(Dataset items)
>> Start

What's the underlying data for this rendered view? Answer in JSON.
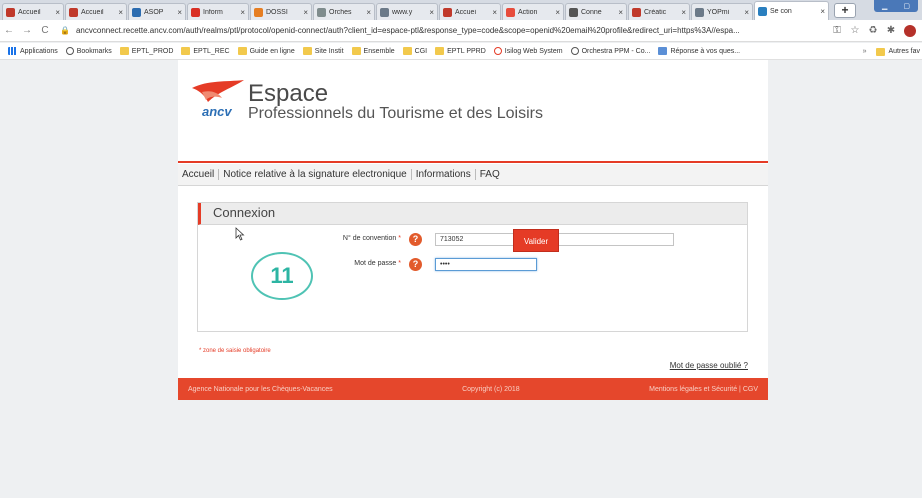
{
  "browser": {
    "tabs": [
      {
        "label": "Accueil",
        "icon": "tourism-favicon",
        "color": "#c0392b"
      },
      {
        "label": "Accueil",
        "icon": "tourism-favicon",
        "color": "#c0392b"
      },
      {
        "label": "ASOP",
        "icon": "jira-favicon",
        "color": "#2b6cb0"
      },
      {
        "label": "Inform",
        "icon": "gmail-favicon",
        "color": "#d93025"
      },
      {
        "label": "DOSSI",
        "icon": "orchestra-favicon",
        "color": "#e67e22"
      },
      {
        "label": "Orches",
        "icon": "circle-favicon",
        "color": "#7f8c8d"
      },
      {
        "label": "www.y",
        "icon": "yopmail-favicon",
        "color": "#6c7a89"
      },
      {
        "label": "Accuei",
        "icon": "tourism-favicon",
        "color": "#c0392b"
      },
      {
        "label": "Action",
        "icon": "action-favicon",
        "color": "#e74c3c"
      },
      {
        "label": "Conne",
        "icon": "globe-favicon",
        "color": "#555555"
      },
      {
        "label": "Créatic",
        "icon": "tourism-favicon",
        "color": "#c0392b"
      },
      {
        "label": "YOPmi",
        "icon": "yopmail-favicon",
        "color": "#6c7a89"
      },
      {
        "label": "Se con",
        "icon": "ancv-favicon",
        "color": "#2a7fbf",
        "active": true
      }
    ],
    "new_tab_label": "+",
    "url": "ancvconnect.recette.ancv.com/auth/realms/ptl/protocol/openid-connect/auth?client_id=espace-ptl&response_type=code&scope=openid%20email%20profile&redirect_uri=https%3A//espa...",
    "bookmarks": [
      {
        "label": "Applications",
        "icon": "apps-icon"
      },
      {
        "label": "Bookmarks",
        "icon": "globe-icon"
      },
      {
        "label": "EPTL_PROD",
        "icon": "folder-icon"
      },
      {
        "label": "EPTL_REC",
        "icon": "folder-icon"
      },
      {
        "label": "Guide en ligne",
        "icon": "folder-icon"
      },
      {
        "label": "Site Instit",
        "icon": "folder-icon"
      },
      {
        "label": "Ensemble",
        "icon": "folder-icon"
      },
      {
        "label": "CGI",
        "icon": "folder-icon"
      },
      {
        "label": "EPTL PPRD",
        "icon": "folder-icon"
      },
      {
        "label": "Isilog Web System",
        "icon": "isilog-icon"
      },
      {
        "label": "Orchestra PPM - Co...",
        "icon": "circle-icon"
      },
      {
        "label": "Réponse à vos ques...",
        "icon": "sncf-icon"
      }
    ],
    "bookmarks_more": "»",
    "bookmarks_other": "Autres fav"
  },
  "site": {
    "logo_text": "ancv",
    "title": "Espace",
    "subtitle": "Professionnels du Tourisme et des Loisirs",
    "nav": [
      "Accueil",
      "Notice relative à la signature electronique",
      "Informations",
      "FAQ"
    ],
    "brand_color": "#e53b26"
  },
  "login": {
    "heading": "Connexion",
    "convention_label": "N° de convention",
    "convention_value": "713052",
    "password_label": "Mot de passe",
    "password_value": "••••",
    "required_mark": "*",
    "help_symbol": "?",
    "submit_label": "Valider",
    "required_note": "* zone de saisie obligatoire",
    "forgot_label": "Mot de passe oublié ?"
  },
  "footer": {
    "left": "Agence Nationale pour les Chèques-Vacances",
    "center": "Copyright (c) 2018",
    "right": "Mentions légales et Sécurité | CGV"
  },
  "step_badge": "11"
}
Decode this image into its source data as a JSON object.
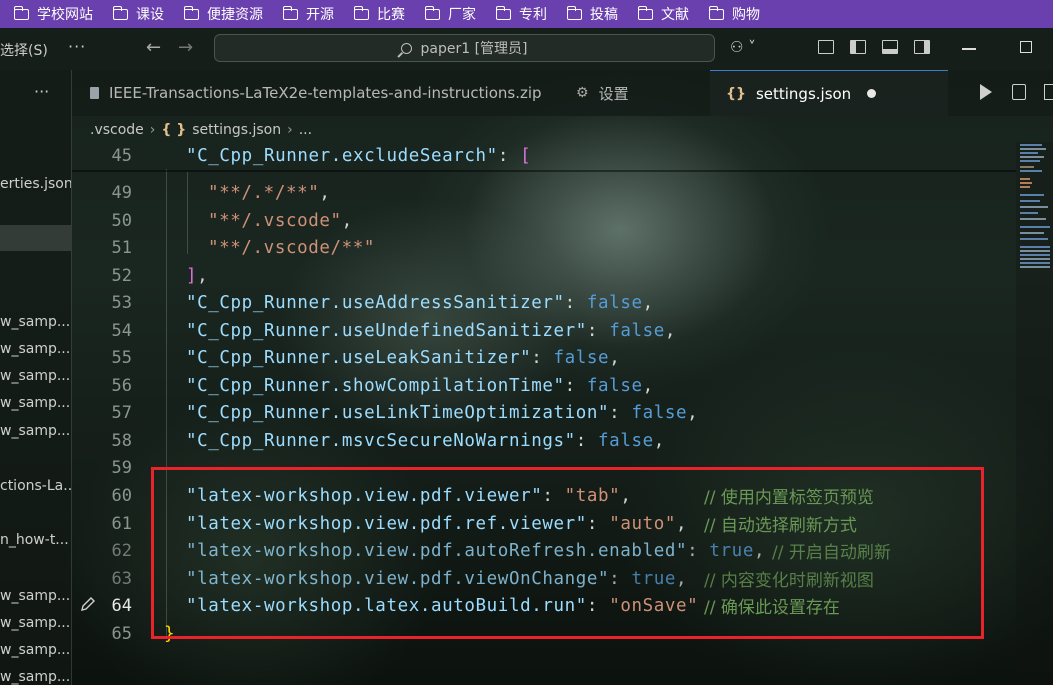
{
  "bookmarks": [
    "学校网站",
    "课设",
    "便捷资源",
    "开源",
    "比赛",
    "厂家",
    "专利",
    "投稿",
    "文献",
    "购物"
  ],
  "titlebar": {
    "menu_label": "选择(S)",
    "more": "···",
    "search_text": "paper1 [管理员]",
    "copilot_label": "⚇ ˅"
  },
  "sidebar": {
    "more": "···",
    "items": [
      "erties.json",
      "w_samp...",
      "w_samp...",
      "w_samp...",
      "w_samp...",
      "w_samp...",
      "ctions-La...",
      "n_how-t...",
      "w_samp...",
      "w_samp...",
      "w_samp...",
      "w_samp..."
    ]
  },
  "tabs": [
    {
      "label": "IEEE-Transactions-LaTeX2e-templates-and-instructions.zip",
      "icon": "zip-file-icon"
    },
    {
      "label": "设置",
      "icon": "gear-icon"
    },
    {
      "label": "settings.json",
      "icon": "json-icon",
      "active": true,
      "dirty": true
    }
  ],
  "breadcrumb": {
    "folder": ".vscode",
    "file": "settings.json",
    "tail": "...",
    "json_glyph": "{ }"
  },
  "editor": {
    "current_line": "64",
    "lines": [
      {
        "num": "45",
        "key": "\"C_Cpp_Runner.excludeSearch\"",
        "rest": ": ",
        "open": "["
      },
      {
        "num": "49",
        "str": "\"**/.*/**\"",
        "punct": ","
      },
      {
        "num": "50",
        "str": "\"**/.vscode\"",
        "punct": ","
      },
      {
        "num": "51",
        "str": "\"**/.vscode/**\""
      },
      {
        "num": "52",
        "close": "]",
        "punct": ","
      },
      {
        "num": "53",
        "key": "\"C_Cpp_Runner.useAddressSanitizer\"",
        "colon": ": ",
        "bool": "false",
        "punct": ","
      },
      {
        "num": "54",
        "key": "\"C_Cpp_Runner.useUndefinedSanitizer\"",
        "colon": ": ",
        "bool": "false",
        "punct": ","
      },
      {
        "num": "55",
        "key": "\"C_Cpp_Runner.useLeakSanitizer\"",
        "colon": ": ",
        "bool": "false",
        "punct": ","
      },
      {
        "num": "56",
        "key": "\"C_Cpp_Runner.showCompilationTime\"",
        "colon": ": ",
        "bool": "false",
        "punct": ","
      },
      {
        "num": "57",
        "key": "\"C_Cpp_Runner.useLinkTimeOptimization\"",
        "colon": ": ",
        "bool": "false",
        "punct": ","
      },
      {
        "num": "58",
        "key": "\"C_Cpp_Runner.msvcSecureNoWarnings\"",
        "colon": ": ",
        "bool": "false",
        "punct": ","
      },
      {
        "num": "59"
      },
      {
        "num": "60",
        "key": "\"latex-workshop.view.pdf.viewer\"",
        "colon": ": ",
        "str": "\"tab\"",
        "punct": ",",
        "comment": "// 使用内置标签页预览"
      },
      {
        "num": "61",
        "key": "\"latex-workshop.view.pdf.ref.viewer\"",
        "colon": ": ",
        "str": "\"auto\"",
        "punct": ",",
        "comment": "// 自动选择刷新方式"
      },
      {
        "num": "62",
        "key": "\"latex-workshop.view.pdf.autoRefresh.enabled\"",
        "colon": ": ",
        "bool": "true",
        "punct": ",",
        "comment": "// 开启自动刷新"
      },
      {
        "num": "63",
        "key": "\"latex-workshop.view.pdf.viewOnChange\"",
        "colon": ": ",
        "bool": "true",
        "punct": ",",
        "comment": "// 内容变化时刷新视图"
      },
      {
        "num": "64",
        "key": "\"latex-workshop.latex.autoBuild.run\"",
        "colon": ": ",
        "str": "\"onSave\"",
        "comment": "// 确保此设置存在"
      },
      {
        "num": "65",
        "close_brace": "}"
      }
    ]
  },
  "colors": {
    "bookmark_bar": "#6a3fae",
    "highlight_box": "#e8232a",
    "key": "#9cdcfe",
    "string": "#ce9178",
    "boolean": "#569cd6",
    "comment": "#6a9955"
  }
}
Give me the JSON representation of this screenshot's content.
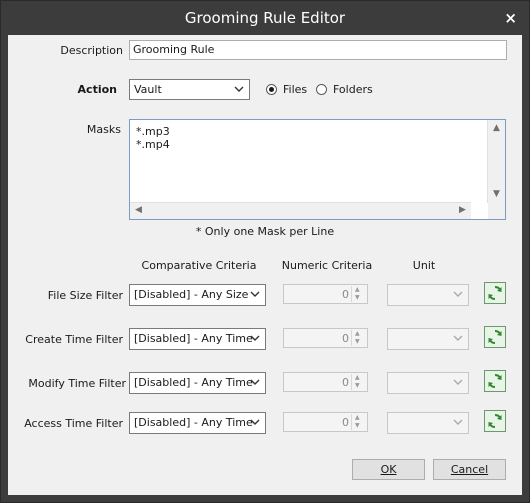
{
  "window": {
    "title": "Grooming Rule Editor",
    "close_glyph": "×"
  },
  "description": {
    "label": "Description",
    "value": "Grooming Rule"
  },
  "action": {
    "label": "Action",
    "value": "Vault",
    "files_label": "Files",
    "folders_label": "Folders",
    "selected": "Files"
  },
  "masks": {
    "label": "Masks",
    "lines": "*.mp3\n*.mp4",
    "hint": "* Only one Mask per Line"
  },
  "columns": {
    "comparative": "Comparative Criteria",
    "numeric": "Numeric Criteria",
    "unit": "Unit"
  },
  "filters": [
    {
      "label": "File Size Filter",
      "criteria": "[Disabled] - Any Size",
      "value": "0",
      "unit": ""
    },
    {
      "label": "Create Time Filter",
      "criteria": "[Disabled] - Any Time",
      "value": "0",
      "unit": ""
    },
    {
      "label": "Modify Time Filter",
      "criteria": "[Disabled] - Any Time",
      "value": "0",
      "unit": ""
    },
    {
      "label": "Access Time Filter",
      "criteria": "[Disabled] - Any Time",
      "value": "0",
      "unit": ""
    }
  ],
  "buttons": {
    "ok": "OK",
    "cancel": "Cancel"
  },
  "colors": {
    "titlebar": "#3c3c3c",
    "client": "#f0f0f0",
    "refresh_green": "#2e8b2e"
  }
}
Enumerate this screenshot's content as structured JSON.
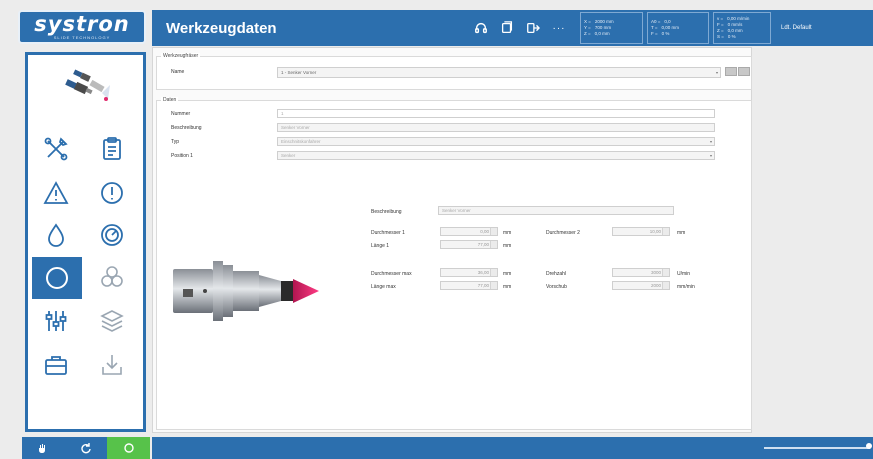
{
  "logo": {
    "name": "systron",
    "tagline": "SLIDE TECHNOLOGY"
  },
  "header": {
    "title": "Werkzeugdaten",
    "icons": [
      "headset-icon",
      "copy-icon",
      "exit-icon",
      "more-icon"
    ],
    "readout1": [
      {
        "axis": "X =",
        "value": "2000 mm"
      },
      {
        "axis": "Y =",
        "value": "700 mm"
      },
      {
        "axis": "Z =",
        "value": "0,0 mm"
      }
    ],
    "readout2": [
      {
        "axis": "A0 =",
        "value": "0,0"
      },
      {
        "axis": "T =",
        "value": "0,00 mm"
      },
      {
        "axis": "F =",
        "value": "0 %"
      }
    ],
    "readout3": [
      {
        "axis": "v =",
        "value": "0,00 m/min"
      },
      {
        "axis": "F =",
        "value": "0 mm/s"
      },
      {
        "axis": "Z =",
        "value": "0,0 mm"
      },
      {
        "axis": "S =",
        "value": "0 %"
      }
    ],
    "unit_button": "Ldt. Default"
  },
  "sidebar": {
    "items": [
      {
        "name": "tools-nav",
        "icon": "wrench-screwdriver-icon",
        "active": false
      },
      {
        "name": "clipboard-nav",
        "icon": "clipboard-icon",
        "active": false
      },
      {
        "name": "warning-nav",
        "icon": "warning-icon",
        "active": false
      },
      {
        "name": "info-nav",
        "icon": "alert-circle-icon",
        "active": false
      },
      {
        "name": "coolant-nav",
        "icon": "drop-icon",
        "active": false
      },
      {
        "name": "gauge-nav",
        "icon": "gauge-icon",
        "active": false
      },
      {
        "name": "tool-data-nav",
        "icon": "circle-icon",
        "active": true
      },
      {
        "name": "triple-circle-nav",
        "icon": "circles-icon",
        "active": false
      },
      {
        "name": "sliders-nav",
        "icon": "sliders-icon",
        "active": false
      },
      {
        "name": "layers-nav",
        "icon": "layers-icon",
        "active": false
      },
      {
        "name": "briefcase-nav",
        "icon": "briefcase-icon",
        "active": false
      },
      {
        "name": "download-nav",
        "icon": "download-icon",
        "active": false
      }
    ]
  },
  "main": {
    "selector_group": {
      "title": "Werkzeugfräser",
      "name_label": "Name",
      "name_value": "1 - Senker Vorner"
    },
    "data_group": {
      "title": "Daten",
      "rows": [
        {
          "label": "Nummer",
          "value": "1"
        },
        {
          "label": "Beschreibung",
          "value": "Senker Vorner"
        },
        {
          "label": "Typ",
          "value": "Einschnitskonfahrer"
        },
        {
          "label": "Position 1",
          "value": "Senker"
        }
      ],
      "detail": {
        "beschreibung_label": "Beschreibung",
        "beschreibung_value": "Senker Vorner",
        "d1_label": "Durchmesser 1",
        "d1_value": "0,00",
        "d1_unit": "mm",
        "l1_label": "Länge 1",
        "l1_value": "77,00",
        "l1_unit": "mm",
        "d2_label": "Durchmesser 2",
        "d2_value": "10,00",
        "d2_unit": "mm",
        "dmax_label": "Durchmesser max",
        "dmax_value": "36,00",
        "dmax_unit": "mm",
        "lmax_label": "Länge max",
        "lmax_value": "77,00",
        "lmax_unit": "mm",
        "drehzahl_label": "Drehzahl",
        "drehzahl_value": "3000",
        "drehzahl_unit": "U/min",
        "vorschub_label": "Vorschub",
        "vorschub_value": "2000",
        "vorschub_unit": "mm/min"
      }
    }
  },
  "colors": {
    "accent": "#2c6fae",
    "active_green": "#57c24a",
    "tool_tip": "#e02a6e"
  }
}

>> End

Determine the number of lines in these entries that contain the word "briefcase", and write only that number.

2